What the exercise asks: Reproduce all of the records exactly.

— start of Excerpted records —

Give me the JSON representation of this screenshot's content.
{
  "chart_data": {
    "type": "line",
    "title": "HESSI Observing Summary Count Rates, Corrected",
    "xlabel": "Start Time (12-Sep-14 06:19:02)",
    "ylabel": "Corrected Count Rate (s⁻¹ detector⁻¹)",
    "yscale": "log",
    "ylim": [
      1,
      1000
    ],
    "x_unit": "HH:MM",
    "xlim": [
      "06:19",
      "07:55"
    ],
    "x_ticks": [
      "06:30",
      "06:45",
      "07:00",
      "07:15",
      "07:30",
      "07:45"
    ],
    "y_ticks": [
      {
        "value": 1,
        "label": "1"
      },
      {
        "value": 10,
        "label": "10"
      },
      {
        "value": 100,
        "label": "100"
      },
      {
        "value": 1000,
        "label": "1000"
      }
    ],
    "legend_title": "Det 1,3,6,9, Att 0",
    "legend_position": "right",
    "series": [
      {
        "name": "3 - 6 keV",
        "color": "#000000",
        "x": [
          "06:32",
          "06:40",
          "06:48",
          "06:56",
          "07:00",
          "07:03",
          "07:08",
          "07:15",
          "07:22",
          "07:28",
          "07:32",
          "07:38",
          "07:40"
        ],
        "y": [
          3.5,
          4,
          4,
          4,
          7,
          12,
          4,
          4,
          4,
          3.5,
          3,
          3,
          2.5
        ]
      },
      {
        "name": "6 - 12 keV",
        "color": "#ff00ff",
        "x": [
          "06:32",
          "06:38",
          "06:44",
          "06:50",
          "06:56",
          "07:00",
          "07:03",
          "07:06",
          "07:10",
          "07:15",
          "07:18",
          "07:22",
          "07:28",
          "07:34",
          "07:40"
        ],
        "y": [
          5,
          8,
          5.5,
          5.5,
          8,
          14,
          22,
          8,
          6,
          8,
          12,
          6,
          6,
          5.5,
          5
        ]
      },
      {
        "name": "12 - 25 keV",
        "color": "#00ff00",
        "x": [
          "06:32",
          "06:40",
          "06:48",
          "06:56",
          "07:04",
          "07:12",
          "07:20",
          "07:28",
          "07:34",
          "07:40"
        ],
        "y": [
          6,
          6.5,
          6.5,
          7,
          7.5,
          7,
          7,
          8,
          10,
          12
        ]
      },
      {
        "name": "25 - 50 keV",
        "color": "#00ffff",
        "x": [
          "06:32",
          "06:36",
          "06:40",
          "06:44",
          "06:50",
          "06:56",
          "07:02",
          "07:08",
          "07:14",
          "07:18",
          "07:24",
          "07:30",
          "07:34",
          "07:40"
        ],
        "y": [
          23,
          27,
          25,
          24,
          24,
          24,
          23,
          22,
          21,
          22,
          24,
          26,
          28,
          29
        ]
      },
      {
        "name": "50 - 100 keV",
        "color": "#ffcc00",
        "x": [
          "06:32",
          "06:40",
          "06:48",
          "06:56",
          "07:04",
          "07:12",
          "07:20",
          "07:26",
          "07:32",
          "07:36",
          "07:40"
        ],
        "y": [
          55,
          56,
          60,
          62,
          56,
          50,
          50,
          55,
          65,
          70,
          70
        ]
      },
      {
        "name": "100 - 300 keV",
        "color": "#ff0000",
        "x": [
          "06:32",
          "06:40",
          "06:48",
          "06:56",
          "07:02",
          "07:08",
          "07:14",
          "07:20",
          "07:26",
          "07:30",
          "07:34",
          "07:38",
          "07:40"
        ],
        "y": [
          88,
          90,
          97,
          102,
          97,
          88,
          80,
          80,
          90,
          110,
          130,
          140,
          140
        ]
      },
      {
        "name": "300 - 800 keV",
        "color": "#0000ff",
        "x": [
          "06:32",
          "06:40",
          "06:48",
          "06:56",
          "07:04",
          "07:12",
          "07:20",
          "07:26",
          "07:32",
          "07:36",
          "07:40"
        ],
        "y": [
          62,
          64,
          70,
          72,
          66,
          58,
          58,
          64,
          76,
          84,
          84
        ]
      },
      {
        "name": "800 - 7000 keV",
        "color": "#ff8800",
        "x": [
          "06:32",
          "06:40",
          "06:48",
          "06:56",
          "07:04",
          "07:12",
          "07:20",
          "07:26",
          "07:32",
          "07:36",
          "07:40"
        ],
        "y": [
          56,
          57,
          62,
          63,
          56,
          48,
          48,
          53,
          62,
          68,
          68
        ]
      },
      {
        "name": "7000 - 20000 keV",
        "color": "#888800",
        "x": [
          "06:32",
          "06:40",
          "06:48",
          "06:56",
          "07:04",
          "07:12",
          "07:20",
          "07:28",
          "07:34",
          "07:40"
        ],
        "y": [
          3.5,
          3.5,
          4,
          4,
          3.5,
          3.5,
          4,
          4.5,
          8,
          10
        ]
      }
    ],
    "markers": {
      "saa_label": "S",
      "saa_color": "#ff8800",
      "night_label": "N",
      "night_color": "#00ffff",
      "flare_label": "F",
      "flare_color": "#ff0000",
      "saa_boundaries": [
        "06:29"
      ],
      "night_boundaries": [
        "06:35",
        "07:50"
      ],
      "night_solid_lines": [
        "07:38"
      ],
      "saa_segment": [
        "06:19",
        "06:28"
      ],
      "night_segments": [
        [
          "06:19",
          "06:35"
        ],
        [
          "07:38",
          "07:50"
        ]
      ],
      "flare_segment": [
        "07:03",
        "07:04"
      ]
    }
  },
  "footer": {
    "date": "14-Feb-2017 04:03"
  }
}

— end of Excerpted records —

Complete response:
Give me the JSON representation of this screenshot's content.
{
  "chart_data": {
    "type": "line",
    "title": "HESSI Observing Summary Count Rates, Corrected",
    "xlabel": "Start Time (12-Sep-14 06:19:02)",
    "ylabel": "Corrected Count Rate (s⁻¹ detector⁻¹)",
    "yscale": "log",
    "ylim": [
      1,
      1000
    ],
    "x_unit": "HH:MM",
    "xlim": [
      "06:19",
      "07:55"
    ],
    "x_ticks": [
      "06:30",
      "06:45",
      "07:00",
      "07:15",
      "07:30",
      "07:45"
    ],
    "y_ticks": [
      {
        "value": 1,
        "label": "1"
      },
      {
        "value": 10,
        "label": "10"
      },
      {
        "value": 100,
        "label": "100"
      },
      {
        "value": 1000,
        "label": "1000"
      }
    ],
    "legend_title": "Det 1,3,6,9, Att 0",
    "legend_position": "right",
    "series": [
      {
        "name": "3 - 6 keV",
        "color": "#000000",
        "x": [
          "06:32",
          "06:40",
          "06:48",
          "06:56",
          "07:00",
          "07:03",
          "07:08",
          "07:15",
          "07:22",
          "07:28",
          "07:32",
          "07:38",
          "07:40"
        ],
        "y": [
          3.5,
          4,
          4,
          4,
          7,
          12,
          4,
          4,
          4,
          3.5,
          3,
          3,
          2.5
        ]
      },
      {
        "name": "6 - 12 keV",
        "color": "#ff00ff",
        "x": [
          "06:32",
          "06:38",
          "06:44",
          "06:50",
          "06:56",
          "07:00",
          "07:03",
          "07:06",
          "07:10",
          "07:15",
          "07:18",
          "07:22",
          "07:28",
          "07:34",
          "07:40"
        ],
        "y": [
          5,
          8,
          5.5,
          5.5,
          8,
          14,
          22,
          8,
          6,
          8,
          12,
          6,
          6,
          5.5,
          5
        ]
      },
      {
        "name": "12 - 25 keV",
        "color": "#00ff00",
        "x": [
          "06:32",
          "06:40",
          "06:48",
          "06:56",
          "07:04",
          "07:12",
          "07:20",
          "07:28",
          "07:34",
          "07:40"
        ],
        "y": [
          6,
          6.5,
          6.5,
          7,
          7.5,
          7,
          7,
          8,
          10,
          12
        ]
      },
      {
        "name": "25 - 50 keV",
        "color": "#00ffff",
        "x": [
          "06:32",
          "06:36",
          "06:40",
          "06:44",
          "06:50",
          "06:56",
          "07:02",
          "07:08",
          "07:14",
          "07:18",
          "07:24",
          "07:30",
          "07:34",
          "07:40"
        ],
        "y": [
          23,
          27,
          25,
          24,
          24,
          24,
          23,
          22,
          21,
          22,
          24,
          26,
          28,
          29
        ]
      },
      {
        "name": "50 - 100 keV",
        "color": "#ffcc00",
        "x": [
          "06:32",
          "06:40",
          "06:48",
          "06:56",
          "07:04",
          "07:12",
          "07:20",
          "07:26",
          "07:32",
          "07:36",
          "07:40"
        ],
        "y": [
          55,
          56,
          60,
          62,
          56,
          50,
          50,
          55,
          65,
          70,
          70
        ]
      },
      {
        "name": "100 - 300 keV",
        "color": "#ff0000",
        "x": [
          "06:32",
          "06:40",
          "06:48",
          "06:56",
          "07:02",
          "07:08",
          "07:14",
          "07:20",
          "07:26",
          "07:30",
          "07:34",
          "07:38",
          "07:40"
        ],
        "y": [
          88,
          90,
          97,
          102,
          97,
          88,
          80,
          80,
          90,
          110,
          130,
          140,
          140
        ]
      },
      {
        "name": "300 - 800 keV",
        "color": "#0000ff",
        "x": [
          "06:32",
          "06:40",
          "06:48",
          "06:56",
          "07:04",
          "07:12",
          "07:20",
          "07:26",
          "07:32",
          "07:36",
          "07:40"
        ],
        "y": [
          62,
          64,
          70,
          72,
          66,
          58,
          58,
          64,
          76,
          84,
          84
        ]
      },
      {
        "name": "800 - 7000 keV",
        "color": "#ff8800",
        "x": [
          "06:32",
          "06:40",
          "06:48",
          "06:56",
          "07:04",
          "07:12",
          "07:20",
          "07:26",
          "07:32",
          "07:36",
          "07:40"
        ],
        "y": [
          56,
          57,
          62,
          63,
          56,
          48,
          48,
          53,
          62,
          68,
          68
        ]
      },
      {
        "name": "7000 - 20000 keV",
        "color": "#888800",
        "x": [
          "06:32",
          "06:40",
          "06:48",
          "06:56",
          "07:04",
          "07:12",
          "07:20",
          "07:28",
          "07:34",
          "07:40"
        ],
        "y": [
          3.5,
          3.5,
          4,
          4,
          3.5,
          3.5,
          4,
          4.5,
          8,
          10
        ]
      }
    ],
    "markers": {
      "saa_label": "S",
      "saa_color": "#ff8800",
      "night_label": "N",
      "night_color": "#00ffff",
      "flare_label": "F",
      "flare_color": "#ff0000",
      "saa_boundaries": [
        "06:29"
      ],
      "night_boundaries": [
        "06:35",
        "07:50"
      ],
      "night_solid_lines": [
        "07:38"
      ],
      "saa_segment": [
        "06:19",
        "06:28"
      ],
      "night_segments": [
        [
          "06:19",
          "06:35"
        ],
        [
          "07:38",
          "07:50"
        ]
      ],
      "flare_segment": [
        "07:03",
        "07:04"
      ]
    }
  },
  "footer": {
    "date": "14-Feb-2017 04:03"
  }
}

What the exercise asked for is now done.